- Task instructions -
Transcribe the listing verbatim. Do not carry over any pictures.

(Stored data entries)
------------------------------------------------------------
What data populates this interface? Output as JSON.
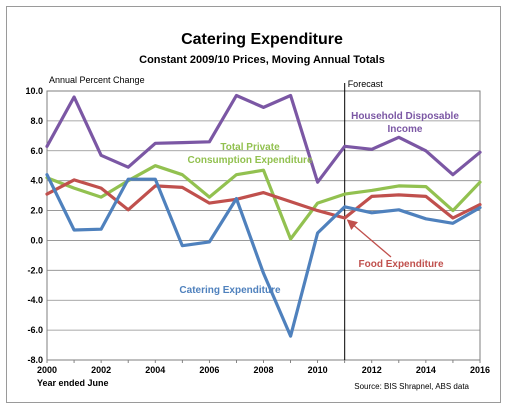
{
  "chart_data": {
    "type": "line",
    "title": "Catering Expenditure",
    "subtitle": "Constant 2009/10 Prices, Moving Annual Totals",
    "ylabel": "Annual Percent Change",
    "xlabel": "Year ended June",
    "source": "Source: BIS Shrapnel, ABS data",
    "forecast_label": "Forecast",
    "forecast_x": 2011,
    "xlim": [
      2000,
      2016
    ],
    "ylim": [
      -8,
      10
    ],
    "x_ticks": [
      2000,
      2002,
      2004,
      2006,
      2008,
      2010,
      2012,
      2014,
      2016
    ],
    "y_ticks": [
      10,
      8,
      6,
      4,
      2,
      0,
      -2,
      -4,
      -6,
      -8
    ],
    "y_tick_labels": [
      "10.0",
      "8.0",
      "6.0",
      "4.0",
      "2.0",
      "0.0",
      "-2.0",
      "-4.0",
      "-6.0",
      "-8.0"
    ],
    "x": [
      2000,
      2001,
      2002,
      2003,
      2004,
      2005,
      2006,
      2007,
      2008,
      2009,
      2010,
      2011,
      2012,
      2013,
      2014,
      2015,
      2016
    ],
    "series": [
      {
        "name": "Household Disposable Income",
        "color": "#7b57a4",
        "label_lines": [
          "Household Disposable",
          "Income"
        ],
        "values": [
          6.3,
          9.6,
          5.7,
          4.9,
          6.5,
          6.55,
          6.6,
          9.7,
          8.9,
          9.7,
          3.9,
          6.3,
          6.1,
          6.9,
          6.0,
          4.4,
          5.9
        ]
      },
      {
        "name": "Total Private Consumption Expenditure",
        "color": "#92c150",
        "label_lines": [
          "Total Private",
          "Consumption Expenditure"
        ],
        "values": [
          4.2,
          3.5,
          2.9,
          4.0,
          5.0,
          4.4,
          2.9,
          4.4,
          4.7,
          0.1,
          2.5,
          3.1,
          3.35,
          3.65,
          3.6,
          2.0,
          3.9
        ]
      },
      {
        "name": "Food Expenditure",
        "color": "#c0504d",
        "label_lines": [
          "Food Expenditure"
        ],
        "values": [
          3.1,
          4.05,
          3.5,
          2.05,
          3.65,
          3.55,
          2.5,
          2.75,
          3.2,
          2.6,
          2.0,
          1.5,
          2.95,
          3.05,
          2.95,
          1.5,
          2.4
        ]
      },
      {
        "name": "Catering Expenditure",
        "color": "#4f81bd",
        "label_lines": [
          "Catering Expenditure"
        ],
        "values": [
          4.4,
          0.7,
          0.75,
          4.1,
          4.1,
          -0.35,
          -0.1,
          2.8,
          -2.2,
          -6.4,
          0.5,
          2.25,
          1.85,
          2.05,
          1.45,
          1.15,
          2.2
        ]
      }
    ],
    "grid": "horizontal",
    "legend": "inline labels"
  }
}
------------------------------------------------------------
- Result of the task -
What data populates this interface? Output as JSON.
{
  "chart_data": {
    "type": "line",
    "title": "Catering Expenditure",
    "subtitle": "Constant 2009/10 Prices, Moving Annual Totals",
    "ylabel": "Annual Percent Change",
    "xlabel": "Year ended June",
    "source": "Source: BIS Shrapnel, ABS data",
    "forecast_label": "Forecast",
    "forecast_x": 2011,
    "xlim": [
      2000,
      2016
    ],
    "ylim": [
      -8,
      10
    ],
    "x_ticks": [
      2000,
      2002,
      2004,
      2006,
      2008,
      2010,
      2012,
      2014,
      2016
    ],
    "y_ticks": [
      10,
      8,
      6,
      4,
      2,
      0,
      -2,
      -4,
      -6,
      -8
    ],
    "y_tick_labels": [
      "10.0",
      "8.0",
      "6.0",
      "4.0",
      "2.0",
      "0.0",
      "-2.0",
      "-4.0",
      "-6.0",
      "-8.0"
    ],
    "x": [
      2000,
      2001,
      2002,
      2003,
      2004,
      2005,
      2006,
      2007,
      2008,
      2009,
      2010,
      2011,
      2012,
      2013,
      2014,
      2015,
      2016
    ],
    "series": [
      {
        "name": "Household Disposable Income",
        "color": "#7b57a4",
        "label_lines": [
          "Household Disposable",
          "Income"
        ],
        "values": [
          6.3,
          9.6,
          5.7,
          4.9,
          6.5,
          6.55,
          6.6,
          9.7,
          8.9,
          9.7,
          3.9,
          6.3,
          6.1,
          6.9,
          6.0,
          4.4,
          5.9
        ]
      },
      {
        "name": "Total Private Consumption Expenditure",
        "color": "#92c150",
        "label_lines": [
          "Total Private",
          "Consumption Expenditure"
        ],
        "values": [
          4.2,
          3.5,
          2.9,
          4.0,
          5.0,
          4.4,
          2.9,
          4.4,
          4.7,
          0.1,
          2.5,
          3.1,
          3.35,
          3.65,
          3.6,
          2.0,
          3.9
        ]
      },
      {
        "name": "Food Expenditure",
        "color": "#c0504d",
        "label_lines": [
          "Food Expenditure"
        ],
        "values": [
          3.1,
          4.05,
          3.5,
          2.05,
          3.65,
          3.55,
          2.5,
          2.75,
          3.2,
          2.6,
          2.0,
          1.5,
          2.95,
          3.05,
          2.95,
          1.5,
          2.4
        ]
      },
      {
        "name": "Catering Expenditure",
        "color": "#4f81bd",
        "label_lines": [
          "Catering Expenditure"
        ],
        "values": [
          4.4,
          0.7,
          0.75,
          4.1,
          4.1,
          -0.35,
          -0.1,
          2.8,
          -2.2,
          -6.4,
          0.5,
          2.25,
          1.85,
          2.05,
          1.45,
          1.15,
          2.2
        ]
      }
    ],
    "grid": "horizontal",
    "legend": "inline labels"
  }
}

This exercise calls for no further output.